[BEGIN]

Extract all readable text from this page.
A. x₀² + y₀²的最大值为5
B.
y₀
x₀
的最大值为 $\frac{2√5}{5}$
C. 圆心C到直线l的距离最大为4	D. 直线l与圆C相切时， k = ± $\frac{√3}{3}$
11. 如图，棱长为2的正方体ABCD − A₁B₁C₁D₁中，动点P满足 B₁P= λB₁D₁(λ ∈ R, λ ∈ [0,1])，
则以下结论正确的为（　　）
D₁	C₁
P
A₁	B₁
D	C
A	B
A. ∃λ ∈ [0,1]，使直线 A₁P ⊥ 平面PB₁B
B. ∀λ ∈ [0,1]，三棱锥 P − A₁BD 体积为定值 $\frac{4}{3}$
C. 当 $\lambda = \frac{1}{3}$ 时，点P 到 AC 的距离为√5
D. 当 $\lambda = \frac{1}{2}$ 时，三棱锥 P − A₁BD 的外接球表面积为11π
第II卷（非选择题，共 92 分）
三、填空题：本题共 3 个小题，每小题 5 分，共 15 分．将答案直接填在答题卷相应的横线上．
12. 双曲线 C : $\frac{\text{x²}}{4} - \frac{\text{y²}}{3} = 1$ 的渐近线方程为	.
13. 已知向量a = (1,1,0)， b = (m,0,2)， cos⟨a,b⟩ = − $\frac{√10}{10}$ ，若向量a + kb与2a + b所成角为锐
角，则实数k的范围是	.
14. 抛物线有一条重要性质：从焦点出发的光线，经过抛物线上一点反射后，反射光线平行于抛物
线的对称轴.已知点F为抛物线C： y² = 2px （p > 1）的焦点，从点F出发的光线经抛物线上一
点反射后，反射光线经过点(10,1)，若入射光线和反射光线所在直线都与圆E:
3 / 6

[END]

__TO DO__.
Reproduce the data in its entirety, matching each character.

__RESPONSE__.
Extract all readable text from this page.
A. x₀² + y₀²的最大值为5
B.
y₀
x₀
的最大值为 $\frac{2√5}{5}$
C. 圆心C到直线l的距离最大为4	D. 直线l与圆C相切时， k = ± $\frac{√3}{3}$
11. 如图，棱长为2的正方体ABCD − A₁B₁C₁D₁中，动点P满足 B₁P= λB₁D₁(λ ∈ R, λ ∈ [0,1])，
则以下结论正确的为（　　）
D₁	C₁
P
A₁	B₁
D	C
A	B
A. ∃λ ∈ [0,1]，使直线 A₁P ⊥ 平面PB₁B
B. ∀λ ∈ [0,1]，三棱锥 P − A₁BD 体积为定值 $\frac{4}{3}$
C. 当 $\lambda = \frac{1}{3}$ 时，点P 到 AC 的距离为√5
D. 当 $\lambda = \frac{1}{2}$ 时，三棱锥 P − A₁BD 的外接球表面积为11π
第II卷（非选择题，共 92 分）
三、填空题：本题共 3 个小题，每小题 5 分，共 15 分．将答案直接填在答题卷相应的横线上．
12. 双曲线 C : $\frac{\text{x²}}{4} - \frac{\text{y²}}{3} = 1$ 的渐近线方程为	.
13. 已知向量a = (1,1,0)， b = (m,0,2)， cos⟨a,b⟩ = − $\frac{√10}{10}$ ，若向量a + kb与2a + b所成角为锐
角，则实数k的范围是	.
14. 抛物线有一条重要性质：从焦点出发的光线，经过抛物线上一点反射后，反射光线平行于抛物
线的对称轴.已知点F为抛物线C： y² = 2px （p > 1）的焦点，从点F出发的光线经抛物线上一
点反射后，反射光线经过点(10,1)，若入射光线和反射光线所在直线都与圆E:
3 / 6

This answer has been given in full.